Exercise prompt:
Each line below either holds the string "Stockholms" or doesn't. Count those that do and give only the number.

Data items:
────────
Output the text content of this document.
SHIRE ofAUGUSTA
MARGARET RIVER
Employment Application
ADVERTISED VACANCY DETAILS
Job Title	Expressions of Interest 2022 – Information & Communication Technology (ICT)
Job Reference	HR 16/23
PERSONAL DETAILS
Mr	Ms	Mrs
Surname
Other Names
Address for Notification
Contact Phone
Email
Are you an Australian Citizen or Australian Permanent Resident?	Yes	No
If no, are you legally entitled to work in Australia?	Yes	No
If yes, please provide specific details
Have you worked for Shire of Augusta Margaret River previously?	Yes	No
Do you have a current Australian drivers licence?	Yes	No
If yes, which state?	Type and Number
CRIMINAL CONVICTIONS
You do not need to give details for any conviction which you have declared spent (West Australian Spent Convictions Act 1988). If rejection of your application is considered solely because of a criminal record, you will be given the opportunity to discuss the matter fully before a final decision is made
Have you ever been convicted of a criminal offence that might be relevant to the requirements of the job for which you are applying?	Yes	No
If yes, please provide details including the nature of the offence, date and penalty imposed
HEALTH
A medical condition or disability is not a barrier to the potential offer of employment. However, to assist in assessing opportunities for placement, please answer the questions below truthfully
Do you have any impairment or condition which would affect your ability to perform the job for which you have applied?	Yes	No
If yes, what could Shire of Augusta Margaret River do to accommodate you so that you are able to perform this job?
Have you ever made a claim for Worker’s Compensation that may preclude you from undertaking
────────
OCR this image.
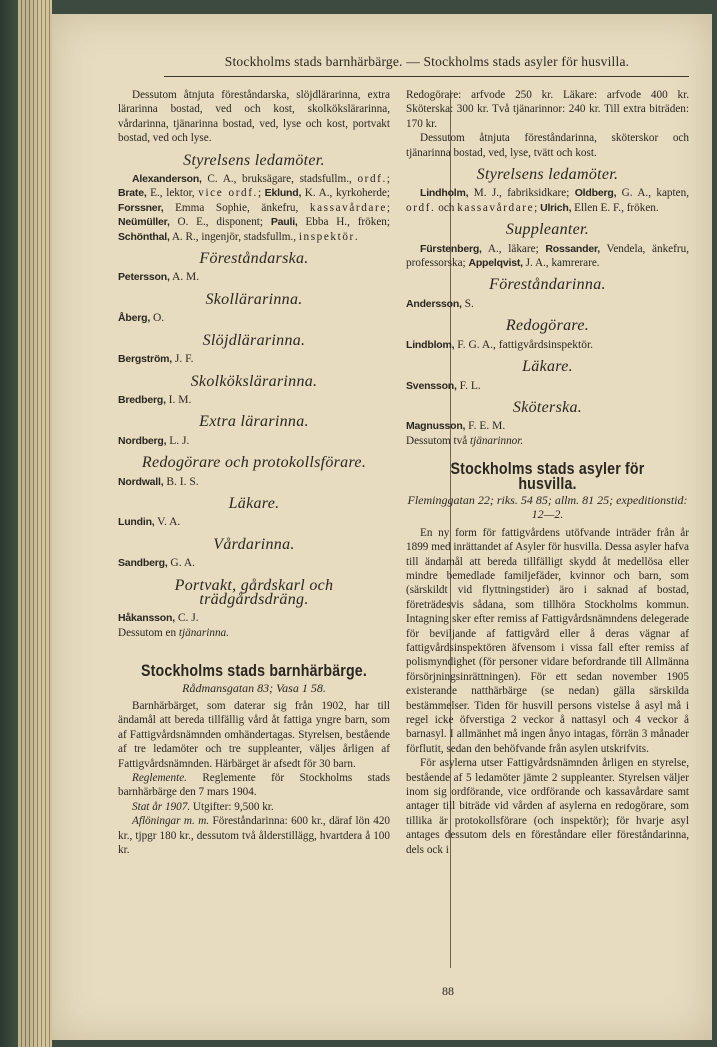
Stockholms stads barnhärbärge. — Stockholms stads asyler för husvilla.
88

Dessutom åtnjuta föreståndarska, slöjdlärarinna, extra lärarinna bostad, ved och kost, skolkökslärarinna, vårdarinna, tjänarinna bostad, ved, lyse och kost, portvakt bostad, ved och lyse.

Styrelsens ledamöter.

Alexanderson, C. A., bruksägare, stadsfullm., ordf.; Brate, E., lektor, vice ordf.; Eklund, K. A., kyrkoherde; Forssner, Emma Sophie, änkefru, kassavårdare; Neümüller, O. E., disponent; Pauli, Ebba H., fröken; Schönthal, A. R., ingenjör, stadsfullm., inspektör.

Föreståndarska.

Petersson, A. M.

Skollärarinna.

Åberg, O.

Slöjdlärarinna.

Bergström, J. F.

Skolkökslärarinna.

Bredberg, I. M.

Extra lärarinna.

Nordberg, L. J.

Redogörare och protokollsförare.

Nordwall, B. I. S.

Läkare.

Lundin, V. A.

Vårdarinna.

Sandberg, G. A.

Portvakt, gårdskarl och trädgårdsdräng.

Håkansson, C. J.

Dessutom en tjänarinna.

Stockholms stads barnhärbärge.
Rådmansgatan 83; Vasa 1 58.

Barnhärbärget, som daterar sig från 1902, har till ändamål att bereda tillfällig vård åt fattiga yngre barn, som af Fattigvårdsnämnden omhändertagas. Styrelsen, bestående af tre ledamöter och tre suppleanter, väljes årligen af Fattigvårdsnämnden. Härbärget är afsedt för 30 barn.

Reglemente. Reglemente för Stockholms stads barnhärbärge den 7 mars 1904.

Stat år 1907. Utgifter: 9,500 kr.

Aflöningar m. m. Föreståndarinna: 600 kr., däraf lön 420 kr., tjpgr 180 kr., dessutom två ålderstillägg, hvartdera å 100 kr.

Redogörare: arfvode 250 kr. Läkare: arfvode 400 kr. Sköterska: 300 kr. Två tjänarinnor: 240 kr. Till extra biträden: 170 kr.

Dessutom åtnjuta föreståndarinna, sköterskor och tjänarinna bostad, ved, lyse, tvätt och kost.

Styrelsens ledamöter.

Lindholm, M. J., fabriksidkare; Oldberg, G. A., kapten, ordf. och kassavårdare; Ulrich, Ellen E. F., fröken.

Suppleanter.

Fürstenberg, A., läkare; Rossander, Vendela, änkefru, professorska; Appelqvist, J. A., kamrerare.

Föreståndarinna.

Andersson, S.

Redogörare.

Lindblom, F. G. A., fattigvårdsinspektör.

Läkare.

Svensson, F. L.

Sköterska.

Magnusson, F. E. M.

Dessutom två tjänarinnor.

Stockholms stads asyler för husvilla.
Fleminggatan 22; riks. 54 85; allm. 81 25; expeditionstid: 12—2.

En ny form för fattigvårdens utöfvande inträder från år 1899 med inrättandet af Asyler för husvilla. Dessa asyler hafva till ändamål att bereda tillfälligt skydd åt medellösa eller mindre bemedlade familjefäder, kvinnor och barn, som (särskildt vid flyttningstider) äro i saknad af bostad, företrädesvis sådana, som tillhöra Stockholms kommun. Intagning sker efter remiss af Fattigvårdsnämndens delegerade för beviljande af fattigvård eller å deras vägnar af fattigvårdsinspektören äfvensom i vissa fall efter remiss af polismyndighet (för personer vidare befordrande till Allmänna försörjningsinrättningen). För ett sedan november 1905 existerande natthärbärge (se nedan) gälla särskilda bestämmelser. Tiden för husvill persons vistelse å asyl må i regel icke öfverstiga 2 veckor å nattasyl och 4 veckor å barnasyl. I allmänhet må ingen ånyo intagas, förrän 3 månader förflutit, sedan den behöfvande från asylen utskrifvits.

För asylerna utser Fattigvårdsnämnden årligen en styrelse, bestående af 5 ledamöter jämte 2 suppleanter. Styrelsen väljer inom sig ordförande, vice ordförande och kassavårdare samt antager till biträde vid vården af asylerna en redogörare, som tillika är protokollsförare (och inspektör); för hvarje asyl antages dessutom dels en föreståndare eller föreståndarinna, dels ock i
────────
Worked solution:
5